--- Start Record extracts ---
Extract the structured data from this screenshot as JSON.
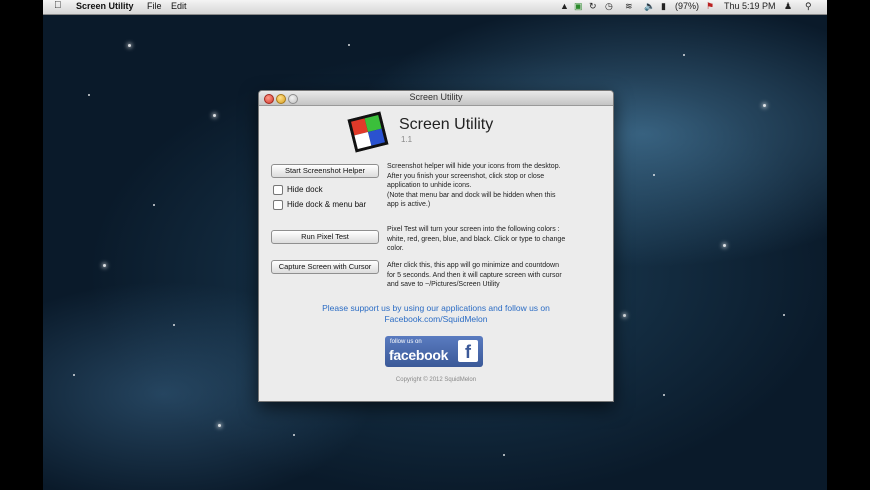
{
  "menubar": {
    "app_name": "Screen Utility",
    "menus": [
      "File",
      "Edit"
    ],
    "battery": "(97%)",
    "clock": "Thu 5:19 PM"
  },
  "window": {
    "title": "Screen Utility",
    "app_name": "Screen Utility",
    "version": "1.1",
    "buttons": {
      "start_helper": "Start Screenshot Helper",
      "pixel_test": "Run Pixel Test",
      "capture_cursor": "Capture Screen with Cursor"
    },
    "checkboxes": {
      "hide_dock": "Hide dock",
      "hide_dock_menubar": "Hide dock & menu bar"
    },
    "descriptions": {
      "helper": [
        "Screenshot helper will hide your icons from the desktop.",
        "After you finish your screenshot, click stop or close",
        "application to unhide icons.",
        "(Note that menu bar and dock will be hidden when this",
        "app is active.)"
      ],
      "pixel": [
        "Pixel Test will turn your screen into the following colors :",
        "white, red, green, blue, and black. Click or type to change",
        "color."
      ],
      "capture": [
        "After click this, this app will go minimize and countdown",
        "for 5 seconds. And then it will capture screen with cursor",
        "and save to ~/Pictures/Screen Utility"
      ]
    },
    "support": [
      "Please support us by using our applications and follow us on",
      "Facebook.com/SquidMelon"
    ],
    "facebook_badge": {
      "follow": "follow us on",
      "word": "facebook",
      "letter": "f"
    },
    "copyright": "Copyright © 2012 SquidMelon"
  },
  "colors": {
    "link": "#2b6cc4",
    "facebook": "#3b5998"
  },
  "icons": [
    "apple-icon",
    "wifi-icon",
    "volume-icon",
    "battery-icon",
    "user-icon",
    "spotlight-icon"
  ]
}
--- End Record extracts ---
To be done:
From the listing, extract all text exactly as given and drop any picture.

Correct answer:
Extract the structured data from this screenshot as JSON.
{
  "menubar": {
    "app_name": "Screen Utility",
    "menus": [
      "File",
      "Edit"
    ],
    "battery": "(97%)",
    "clock": "Thu 5:19 PM"
  },
  "window": {
    "title": "Screen Utility",
    "app_name": "Screen Utility",
    "version": "1.1",
    "buttons": {
      "start_helper": "Start Screenshot Helper",
      "pixel_test": "Run Pixel Test",
      "capture_cursor": "Capture Screen with Cursor"
    },
    "checkboxes": {
      "hide_dock": "Hide dock",
      "hide_dock_menubar": "Hide dock & menu bar"
    },
    "descriptions": {
      "helper": [
        "Screenshot helper will hide your icons from the desktop.",
        "After you finish your screenshot, click stop or close",
        "application to unhide icons.",
        "(Note that menu bar and dock will be hidden when this",
        "app is active.)"
      ],
      "pixel": [
        "Pixel Test will turn your screen into the following colors :",
        "white, red, green, blue, and black. Click or type to change",
        "color."
      ],
      "capture": [
        "After click this, this app will go minimize and countdown",
        "for 5 seconds. And then it will capture screen with cursor",
        "and save to ~/Pictures/Screen Utility"
      ]
    },
    "support": [
      "Please support us by using our applications and follow us on",
      "Facebook.com/SquidMelon"
    ],
    "facebook_badge": {
      "follow": "follow us on",
      "word": "facebook",
      "letter": "f"
    },
    "copyright": "Copyright © 2012 SquidMelon"
  },
  "colors": {
    "link": "#2b6cc4",
    "facebook": "#3b5998"
  },
  "icons": [
    "apple-icon",
    "wifi-icon",
    "volume-icon",
    "battery-icon",
    "user-icon",
    "spotlight-icon"
  ]
}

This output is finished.